◆ **DIRECTIVES**
1 > What two kinds of volatile memory does the passage on storage media list?
2 > Reproduce the rows from their first line through the line containing "bar — [114, 534, 124, 547]", inclusive.

#### PAGE EXCERPT

In one embodiment, the computer program may further implement the steps or sub-steps added to the embodiments of the multi-source heterogeneous real-time task processing method described above when executed by a processor.

Those skilled in the art will appreciate that implementing all or part of the above-described methods may be accomplished by way of a computer program, which may be stored on a non-transitory computer readable storage medium and which, when executed, may comprise the steps of the above-described embodiments of the methods. Any reference to memory, storage, database, or other medium used in embodiments provided herein may include non-volatile and/or volatile memory. The nonvolatile memory can include Read Only Memory (ROM), programmable ROM (PROM), electrically Programmable ROM (EPROM), electrically Erasable Programmable ROM (EEPROM), or flash memory. Volatile memory can include Random Access Memory (RAM) or external cache memory. By way of illustration and not limitation, RAM is available in a variety of forms such as Static RAM (SRAM), dynamic RAM (DRAM), synchronous DRAM (SDRAM), double Data Rate SDRAM (DDRSDRAM), enhanced SDRAM (ESDRAM), synchronous Link DRAM (SLDRAM), memory bus dynamic random access memory (Rambus DRAM, RDRAM for short), and interface dynamic random access memory (DRDRAM), among others.

########
#### DATA SHOWN

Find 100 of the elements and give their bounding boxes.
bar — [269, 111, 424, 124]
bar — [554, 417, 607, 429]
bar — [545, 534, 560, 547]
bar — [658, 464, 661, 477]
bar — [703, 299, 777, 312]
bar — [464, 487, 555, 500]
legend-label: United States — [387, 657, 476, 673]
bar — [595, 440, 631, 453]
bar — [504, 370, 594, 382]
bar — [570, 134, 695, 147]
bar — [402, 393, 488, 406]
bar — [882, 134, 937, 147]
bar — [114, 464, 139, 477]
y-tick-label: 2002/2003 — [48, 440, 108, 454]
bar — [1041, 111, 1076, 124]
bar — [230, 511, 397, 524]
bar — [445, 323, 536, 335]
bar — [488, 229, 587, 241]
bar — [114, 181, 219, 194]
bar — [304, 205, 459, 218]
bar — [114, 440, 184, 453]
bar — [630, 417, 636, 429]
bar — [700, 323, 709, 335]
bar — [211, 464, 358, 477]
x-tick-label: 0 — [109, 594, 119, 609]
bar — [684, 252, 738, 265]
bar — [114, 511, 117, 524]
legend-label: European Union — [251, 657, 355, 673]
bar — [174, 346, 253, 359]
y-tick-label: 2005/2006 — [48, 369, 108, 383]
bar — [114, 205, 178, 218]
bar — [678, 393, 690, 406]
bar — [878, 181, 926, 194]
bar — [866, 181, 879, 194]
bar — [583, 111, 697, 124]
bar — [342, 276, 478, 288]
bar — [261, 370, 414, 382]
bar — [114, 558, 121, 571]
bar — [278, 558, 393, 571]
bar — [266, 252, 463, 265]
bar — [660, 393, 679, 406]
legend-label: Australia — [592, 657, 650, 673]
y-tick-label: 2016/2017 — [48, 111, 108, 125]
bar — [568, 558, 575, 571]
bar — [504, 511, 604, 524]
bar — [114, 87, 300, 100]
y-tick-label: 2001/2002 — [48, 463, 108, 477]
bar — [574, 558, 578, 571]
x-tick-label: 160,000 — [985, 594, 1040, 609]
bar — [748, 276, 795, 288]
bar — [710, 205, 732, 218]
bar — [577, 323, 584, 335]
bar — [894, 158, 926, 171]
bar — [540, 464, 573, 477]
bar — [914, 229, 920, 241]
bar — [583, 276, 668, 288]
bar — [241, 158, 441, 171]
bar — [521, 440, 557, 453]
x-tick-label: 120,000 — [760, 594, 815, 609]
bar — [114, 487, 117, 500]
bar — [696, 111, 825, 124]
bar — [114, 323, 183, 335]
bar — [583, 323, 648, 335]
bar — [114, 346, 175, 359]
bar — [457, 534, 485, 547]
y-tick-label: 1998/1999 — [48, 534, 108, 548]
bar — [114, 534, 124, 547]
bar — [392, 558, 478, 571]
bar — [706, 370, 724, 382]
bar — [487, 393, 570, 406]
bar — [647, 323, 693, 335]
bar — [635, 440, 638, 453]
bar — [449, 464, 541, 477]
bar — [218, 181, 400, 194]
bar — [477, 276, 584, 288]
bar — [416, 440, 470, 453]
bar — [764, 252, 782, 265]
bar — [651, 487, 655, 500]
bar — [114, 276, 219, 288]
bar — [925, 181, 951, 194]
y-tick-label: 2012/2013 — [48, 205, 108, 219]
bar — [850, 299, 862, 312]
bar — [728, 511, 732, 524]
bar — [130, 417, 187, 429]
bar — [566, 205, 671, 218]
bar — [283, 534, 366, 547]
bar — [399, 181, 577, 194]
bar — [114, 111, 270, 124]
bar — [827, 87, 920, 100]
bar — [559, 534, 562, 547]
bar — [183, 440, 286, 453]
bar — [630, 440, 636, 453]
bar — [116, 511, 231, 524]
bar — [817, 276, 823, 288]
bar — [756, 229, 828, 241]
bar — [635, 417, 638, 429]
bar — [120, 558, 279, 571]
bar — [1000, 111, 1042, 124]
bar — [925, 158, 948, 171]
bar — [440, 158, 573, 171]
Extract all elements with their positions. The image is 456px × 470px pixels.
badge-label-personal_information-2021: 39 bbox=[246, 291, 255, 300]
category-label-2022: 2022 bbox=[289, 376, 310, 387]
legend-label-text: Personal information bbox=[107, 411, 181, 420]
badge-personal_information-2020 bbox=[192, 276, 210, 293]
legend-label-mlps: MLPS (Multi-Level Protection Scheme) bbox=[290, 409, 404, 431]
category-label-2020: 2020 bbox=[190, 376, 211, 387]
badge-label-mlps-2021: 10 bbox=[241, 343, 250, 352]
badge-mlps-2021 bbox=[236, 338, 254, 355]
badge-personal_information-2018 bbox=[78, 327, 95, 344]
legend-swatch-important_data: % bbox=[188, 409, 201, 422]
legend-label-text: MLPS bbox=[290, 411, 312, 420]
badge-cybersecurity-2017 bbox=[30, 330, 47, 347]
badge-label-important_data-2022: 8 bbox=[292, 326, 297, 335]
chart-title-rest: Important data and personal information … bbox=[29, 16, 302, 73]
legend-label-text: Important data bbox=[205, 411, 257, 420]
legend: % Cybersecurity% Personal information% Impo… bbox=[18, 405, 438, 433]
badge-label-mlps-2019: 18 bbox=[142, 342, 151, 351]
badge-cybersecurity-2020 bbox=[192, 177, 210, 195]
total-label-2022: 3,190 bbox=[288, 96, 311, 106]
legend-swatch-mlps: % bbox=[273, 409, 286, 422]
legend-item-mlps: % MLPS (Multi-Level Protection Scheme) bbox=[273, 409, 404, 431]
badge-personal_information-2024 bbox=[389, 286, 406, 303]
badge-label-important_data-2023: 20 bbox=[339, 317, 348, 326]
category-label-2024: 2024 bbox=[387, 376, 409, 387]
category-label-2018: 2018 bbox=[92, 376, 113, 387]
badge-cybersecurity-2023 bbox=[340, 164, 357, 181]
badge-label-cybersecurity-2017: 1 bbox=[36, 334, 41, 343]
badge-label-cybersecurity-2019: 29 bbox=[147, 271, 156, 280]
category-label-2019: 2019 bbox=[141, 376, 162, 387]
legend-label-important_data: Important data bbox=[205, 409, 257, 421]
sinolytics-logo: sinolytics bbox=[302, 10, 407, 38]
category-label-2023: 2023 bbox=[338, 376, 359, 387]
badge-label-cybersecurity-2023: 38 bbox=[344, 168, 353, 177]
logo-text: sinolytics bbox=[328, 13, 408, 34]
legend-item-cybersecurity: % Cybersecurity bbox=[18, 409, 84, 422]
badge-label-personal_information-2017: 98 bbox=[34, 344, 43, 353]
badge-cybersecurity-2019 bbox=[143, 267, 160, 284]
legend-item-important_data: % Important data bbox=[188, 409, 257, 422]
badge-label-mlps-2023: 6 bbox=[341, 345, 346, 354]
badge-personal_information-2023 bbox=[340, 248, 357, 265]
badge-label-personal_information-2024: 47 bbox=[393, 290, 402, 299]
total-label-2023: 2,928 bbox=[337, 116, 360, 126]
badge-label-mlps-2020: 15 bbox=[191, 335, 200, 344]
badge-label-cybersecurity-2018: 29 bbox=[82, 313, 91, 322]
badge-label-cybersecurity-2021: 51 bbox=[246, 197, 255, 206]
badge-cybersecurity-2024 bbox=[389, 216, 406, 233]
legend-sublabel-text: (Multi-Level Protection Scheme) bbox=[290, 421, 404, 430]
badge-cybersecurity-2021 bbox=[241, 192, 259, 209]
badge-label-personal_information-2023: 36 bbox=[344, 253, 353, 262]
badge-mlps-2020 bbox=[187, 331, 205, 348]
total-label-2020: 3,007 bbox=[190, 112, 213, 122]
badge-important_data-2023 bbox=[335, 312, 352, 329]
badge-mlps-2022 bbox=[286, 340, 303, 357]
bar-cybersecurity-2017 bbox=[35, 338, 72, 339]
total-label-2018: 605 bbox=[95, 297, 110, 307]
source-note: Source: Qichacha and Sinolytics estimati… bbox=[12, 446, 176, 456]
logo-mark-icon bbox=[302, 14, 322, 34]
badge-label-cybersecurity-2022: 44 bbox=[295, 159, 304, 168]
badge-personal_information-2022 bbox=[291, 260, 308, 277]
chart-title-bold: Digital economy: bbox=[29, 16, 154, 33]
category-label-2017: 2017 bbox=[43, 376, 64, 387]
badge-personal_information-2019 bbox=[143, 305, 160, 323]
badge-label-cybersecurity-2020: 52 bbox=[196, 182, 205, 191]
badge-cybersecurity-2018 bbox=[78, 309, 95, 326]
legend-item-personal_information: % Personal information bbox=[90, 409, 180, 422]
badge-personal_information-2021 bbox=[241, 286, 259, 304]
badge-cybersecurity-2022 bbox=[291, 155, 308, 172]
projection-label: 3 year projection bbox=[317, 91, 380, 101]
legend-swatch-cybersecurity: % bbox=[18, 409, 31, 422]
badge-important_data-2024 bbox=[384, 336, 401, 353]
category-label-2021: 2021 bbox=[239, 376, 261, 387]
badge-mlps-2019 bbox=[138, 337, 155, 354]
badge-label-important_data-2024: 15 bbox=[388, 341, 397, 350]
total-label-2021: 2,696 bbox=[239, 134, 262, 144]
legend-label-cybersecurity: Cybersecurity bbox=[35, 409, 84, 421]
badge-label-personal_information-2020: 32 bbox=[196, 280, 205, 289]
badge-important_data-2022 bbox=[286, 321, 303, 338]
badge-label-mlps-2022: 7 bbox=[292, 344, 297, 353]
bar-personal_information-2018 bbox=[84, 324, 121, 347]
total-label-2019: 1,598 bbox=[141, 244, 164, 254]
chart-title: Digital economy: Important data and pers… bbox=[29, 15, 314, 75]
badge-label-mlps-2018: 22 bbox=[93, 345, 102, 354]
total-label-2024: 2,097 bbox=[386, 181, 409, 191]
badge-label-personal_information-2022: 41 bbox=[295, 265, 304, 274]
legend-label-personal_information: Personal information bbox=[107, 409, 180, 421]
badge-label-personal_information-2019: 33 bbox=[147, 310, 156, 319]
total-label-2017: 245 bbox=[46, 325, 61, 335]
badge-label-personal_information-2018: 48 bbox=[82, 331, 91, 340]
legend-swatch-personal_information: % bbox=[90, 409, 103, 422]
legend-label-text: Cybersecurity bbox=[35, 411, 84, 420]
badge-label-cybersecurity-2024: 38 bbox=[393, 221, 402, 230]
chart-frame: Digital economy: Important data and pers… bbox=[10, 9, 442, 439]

########

◆ **RESULTS IN ORDER**
1 > Random Access Memory (RAM) or external cache memory.

2 >
Find 100 of the elements and give their bounding boxes.
bar — [269, 111, 424, 124]
bar — [554, 417, 607, 429]
bar — [545, 534, 560, 547]
bar — [658, 464, 661, 477]
bar — [703, 299, 777, 312]
bar — [464, 487, 555, 500]
legend-label: United States — [387, 657, 476, 673]
bar — [595, 440, 631, 453]
bar — [504, 370, 594, 382]
bar — [570, 134, 695, 147]
bar — [402, 393, 488, 406]
bar — [882, 134, 937, 147]
bar — [114, 464, 139, 477]
y-tick-label: 2002/2003 — [48, 440, 108, 454]
bar — [1041, 111, 1076, 124]
bar — [230, 511, 397, 524]
bar — [445, 323, 536, 335]
bar — [488, 229, 587, 241]
bar — [114, 181, 219, 194]
bar — [304, 205, 459, 218]
bar — [114, 440, 184, 453]
bar — [630, 417, 636, 429]
bar — [700, 323, 709, 335]
bar — [211, 464, 358, 477]
x-tick-label: 0 — [109, 594, 119, 609]
bar — [684, 252, 738, 265]
bar — [114, 511, 117, 524]
legend-label: European Union — [251, 657, 355, 673]
bar — [174, 346, 253, 359]
y-tick-label: 2005/2006 — [48, 369, 108, 383]
bar — [114, 205, 178, 218]
bar — [678, 393, 690, 406]
bar — [878, 181, 926, 194]
bar — [866, 181, 879, 194]
bar — [583, 111, 697, 124]
bar — [342, 276, 478, 288]
bar — [261, 370, 414, 382]
bar — [114, 558, 121, 571]
bar — [278, 558, 393, 571]
bar — [266, 252, 463, 265]
bar — [660, 393, 679, 406]
legend-label: Australia — [592, 657, 650, 673]
y-tick-label: 2016/2017 — [48, 111, 108, 125]
bar — [568, 558, 575, 571]
bar — [504, 511, 604, 524]
bar — [114, 87, 300, 100]
y-tick-label: 2001/2002 — [48, 463, 108, 477]
bar — [574, 558, 578, 571]
x-tick-label: 160,000 — [985, 594, 1040, 609]
bar — [748, 276, 795, 288]
bar — [710, 205, 732, 218]
bar — [577, 323, 584, 335]
bar — [894, 158, 926, 171]
bar — [540, 464, 573, 477]
bar — [914, 229, 920, 241]
bar — [583, 276, 668, 288]
bar — [241, 158, 441, 171]
bar — [521, 440, 557, 453]
x-tick-label: 120,000 — [760, 594, 815, 609]
bar — [114, 487, 117, 500]
bar — [696, 111, 825, 124]
bar — [114, 323, 183, 335]
bar — [583, 323, 648, 335]
bar — [114, 346, 175, 359]
bar — [457, 534, 485, 547]
y-tick-label: 1998/1999 — [48, 534, 108, 548]
bar — [114, 534, 124, 547]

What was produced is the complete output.